BEGIN TASK INPUT

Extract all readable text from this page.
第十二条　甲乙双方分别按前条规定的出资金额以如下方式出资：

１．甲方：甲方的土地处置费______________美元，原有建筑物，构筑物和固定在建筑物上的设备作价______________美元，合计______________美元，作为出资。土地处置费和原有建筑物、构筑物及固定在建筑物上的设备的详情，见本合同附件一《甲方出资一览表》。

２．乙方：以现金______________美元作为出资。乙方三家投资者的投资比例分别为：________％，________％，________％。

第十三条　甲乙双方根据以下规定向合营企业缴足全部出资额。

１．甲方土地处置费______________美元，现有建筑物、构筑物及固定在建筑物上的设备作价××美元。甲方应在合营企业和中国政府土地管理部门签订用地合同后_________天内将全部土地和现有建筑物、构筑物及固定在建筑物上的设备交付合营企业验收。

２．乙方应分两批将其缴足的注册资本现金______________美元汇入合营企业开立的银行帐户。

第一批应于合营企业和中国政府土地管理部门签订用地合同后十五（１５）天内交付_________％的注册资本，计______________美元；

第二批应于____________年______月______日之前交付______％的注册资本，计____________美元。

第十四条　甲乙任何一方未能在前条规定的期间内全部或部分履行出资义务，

END TASK INPUT

GIVEN EXERCISE: Extract each entry in full, exactly as given.

WRITTEN SOLUTION:
Extract all readable text from this page.
第十二条　甲乙双方分别按前条规定的出资金额以如下方式出资：

１．甲方：甲方的土地处置费______________美元，原有建筑物，构筑物和固定在建筑物上的设备作价______________美元，合计______________美元，作为出资。土地处置费和原有建筑物、构筑物及固定在建筑物上的设备的详情，见本合同附件一《甲方出资一览表》。

２．乙方：以现金______________美元作为出资。乙方三家投资者的投资比例分别为：________％，________％，________％。

第十三条　甲乙双方根据以下规定向合营企业缴足全部出资额。

１．甲方土地处置费______________美元，现有建筑物、构筑物及固定在建筑物上的设备作价××美元。甲方应在合营企业和中国政府土地管理部门签订用地合同后_________天内将全部土地和现有建筑物、构筑物及固定在建筑物上的设备交付合营企业验收。

２．乙方应分两批将其缴足的注册资本现金______________美元汇入合营企业开立的银行帐户。

第一批应于合营企业和中国政府土地管理部门签订用地合同后十五（１５）天内交付_________％的注册资本，计______________美元；

第二批应于____________年______月______日之前交付______％的注册资本，计____________美元。

第十四条　甲乙任何一方未能在前条规定的期间内全部或部分履行出资义务，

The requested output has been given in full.